**Directions**
Reproduce every entry exactly, without alteration.
Start of Data for this task
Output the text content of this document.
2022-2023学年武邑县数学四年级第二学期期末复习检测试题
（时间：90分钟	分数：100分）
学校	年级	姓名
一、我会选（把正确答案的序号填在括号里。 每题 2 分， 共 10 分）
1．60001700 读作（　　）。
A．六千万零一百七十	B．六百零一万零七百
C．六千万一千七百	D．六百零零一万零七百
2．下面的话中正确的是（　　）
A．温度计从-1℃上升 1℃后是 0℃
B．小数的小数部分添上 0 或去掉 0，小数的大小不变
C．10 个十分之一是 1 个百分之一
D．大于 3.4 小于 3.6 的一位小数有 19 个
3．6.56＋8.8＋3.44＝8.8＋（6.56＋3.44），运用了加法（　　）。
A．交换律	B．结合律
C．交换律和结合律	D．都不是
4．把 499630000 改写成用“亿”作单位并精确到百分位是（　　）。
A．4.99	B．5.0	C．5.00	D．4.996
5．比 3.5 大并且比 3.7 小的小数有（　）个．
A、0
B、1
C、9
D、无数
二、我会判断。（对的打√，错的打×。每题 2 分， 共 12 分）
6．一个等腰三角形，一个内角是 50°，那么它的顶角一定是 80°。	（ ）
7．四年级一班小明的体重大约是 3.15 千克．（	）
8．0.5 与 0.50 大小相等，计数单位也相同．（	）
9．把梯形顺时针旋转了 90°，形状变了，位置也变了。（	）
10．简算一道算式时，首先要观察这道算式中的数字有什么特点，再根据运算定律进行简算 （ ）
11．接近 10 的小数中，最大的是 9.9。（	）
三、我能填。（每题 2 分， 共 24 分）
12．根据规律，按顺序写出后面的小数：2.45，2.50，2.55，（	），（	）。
End of Data for this task
**Written reply**
Output the text content of this document.
2022-2023学年武邑县数学四年级第二学期期末复习检测试题
（时间：90分钟	分数：100分）
学校	年级	姓名
一、我会选（把正确答案的序号填在括号里。 每题 2 分， 共 10 分）
1．60001700 读作（　　）。
A．六千万零一百七十	B．六百零一万零七百
C．六千万一千七百	D．六百零零一万零七百
2．下面的话中正确的是（　　）
A．温度计从-1℃上升 1℃后是 0℃
B．小数的小数部分添上 0 或去掉 0，小数的大小不变
C．10 个十分之一是 1 个百分之一
D．大于 3.4 小于 3.6 的一位小数有 19 个
3．6.56＋8.8＋3.44＝8.8＋（6.56＋3.44），运用了加法（　　）。
A．交换律	B．结合律
C．交换律和结合律	D．都不是
4．把 499630000 改写成用“亿”作单位并精确到百分位是（　　）。
A．4.99	B．5.0	C．5.00	D．4.996
5．比 3.5 大并且比 3.7 小的小数有（　）个．
A、0
B、1
C、9
D、无数
二、我会判断。（对的打√，错的打×。每题 2 分， 共 12 分）
6．一个等腰三角形，一个内角是 50°，那么它的顶角一定是 80°。	（ ）
7．四年级一班小明的体重大约是 3.15 千克．（	）
8．0.5 与 0.50 大小相等，计数单位也相同．（	）
9．把梯形顺时针旋转了 90°，形状变了，位置也变了。（	）
10．简算一道算式时，首先要观察这道算式中的数字有什么特点，再根据运算定律进行简算 （ ）
11．接近 10 的小数中，最大的是 9.9。（	）
三、我能填。（每题 2 分， 共 24 分）
12．根据规律，按顺序写出后面的小数：2.45，2.50，2.55，（	），（	）。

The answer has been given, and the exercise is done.